[DO THIS]
Repeat the material verbatim. Images are excluded from the copy.

Stored data
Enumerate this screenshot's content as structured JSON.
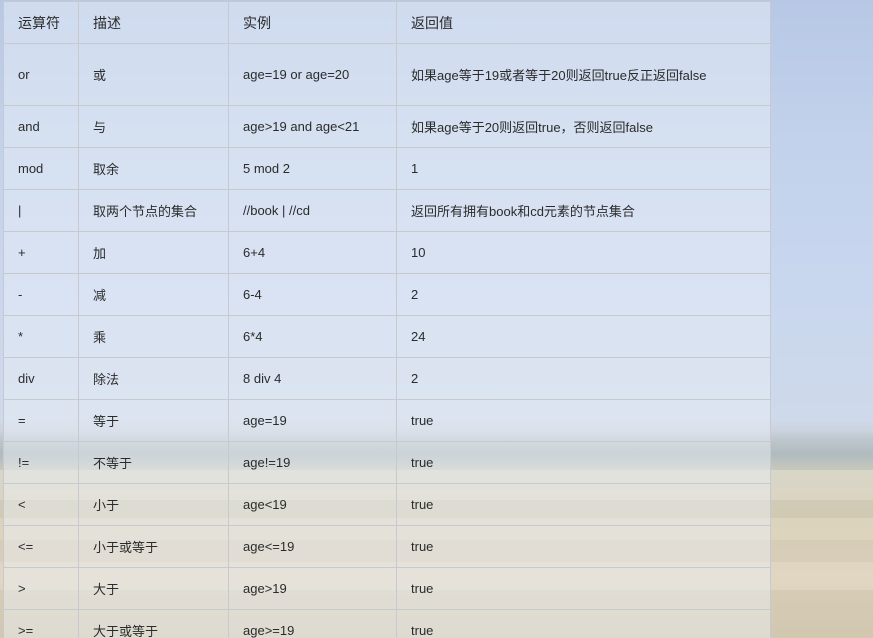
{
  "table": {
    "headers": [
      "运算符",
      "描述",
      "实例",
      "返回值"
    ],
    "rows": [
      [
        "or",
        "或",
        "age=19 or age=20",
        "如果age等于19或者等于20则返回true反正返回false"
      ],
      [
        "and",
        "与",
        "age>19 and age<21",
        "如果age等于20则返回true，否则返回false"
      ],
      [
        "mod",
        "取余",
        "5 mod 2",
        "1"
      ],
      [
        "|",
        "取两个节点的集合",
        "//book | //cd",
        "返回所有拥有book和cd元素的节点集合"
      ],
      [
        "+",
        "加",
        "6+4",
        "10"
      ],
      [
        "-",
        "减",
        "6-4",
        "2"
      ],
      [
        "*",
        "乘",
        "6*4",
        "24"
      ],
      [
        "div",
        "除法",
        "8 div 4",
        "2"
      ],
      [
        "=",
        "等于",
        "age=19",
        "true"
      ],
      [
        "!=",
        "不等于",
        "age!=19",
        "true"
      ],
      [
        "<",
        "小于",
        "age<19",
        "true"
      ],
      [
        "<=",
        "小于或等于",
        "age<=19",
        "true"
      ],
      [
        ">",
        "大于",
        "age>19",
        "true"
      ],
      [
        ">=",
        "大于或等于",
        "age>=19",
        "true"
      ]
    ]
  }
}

[WRITTEN ANSWER]
Enumerate this screenshot's content as structured JSON.
{
  "table": {
    "headers": [
      "运算符",
      "描述",
      "实例",
      "返回值"
    ],
    "rows": [
      [
        "or",
        "或",
        "age=19 or age=20",
        "如果age等于19或者等于20则返回true反正返回false"
      ],
      [
        "and",
        "与",
        "age>19 and age<21",
        "如果age等于20则返回true，否则返回false"
      ],
      [
        "mod",
        "取余",
        "5 mod 2",
        "1"
      ],
      [
        "|",
        "取两个节点的集合",
        "//book | //cd",
        "返回所有拥有book和cd元素的节点集合"
      ],
      [
        "+",
        "加",
        "6+4",
        "10"
      ],
      [
        "-",
        "减",
        "6-4",
        "2"
      ],
      [
        "*",
        "乘",
        "6*4",
        "24"
      ],
      [
        "div",
        "除法",
        "8 div 4",
        "2"
      ],
      [
        "=",
        "等于",
        "age=19",
        "true"
      ],
      [
        "!=",
        "不等于",
        "age!=19",
        "true"
      ],
      [
        "<",
        "小于",
        "age<19",
        "true"
      ],
      [
        "<=",
        "小于或等于",
        "age<=19",
        "true"
      ],
      [
        ">",
        "大于",
        "age>19",
        "true"
      ],
      [
        ">=",
        "大于或等于",
        "age>=19",
        "true"
      ]
    ]
  }
}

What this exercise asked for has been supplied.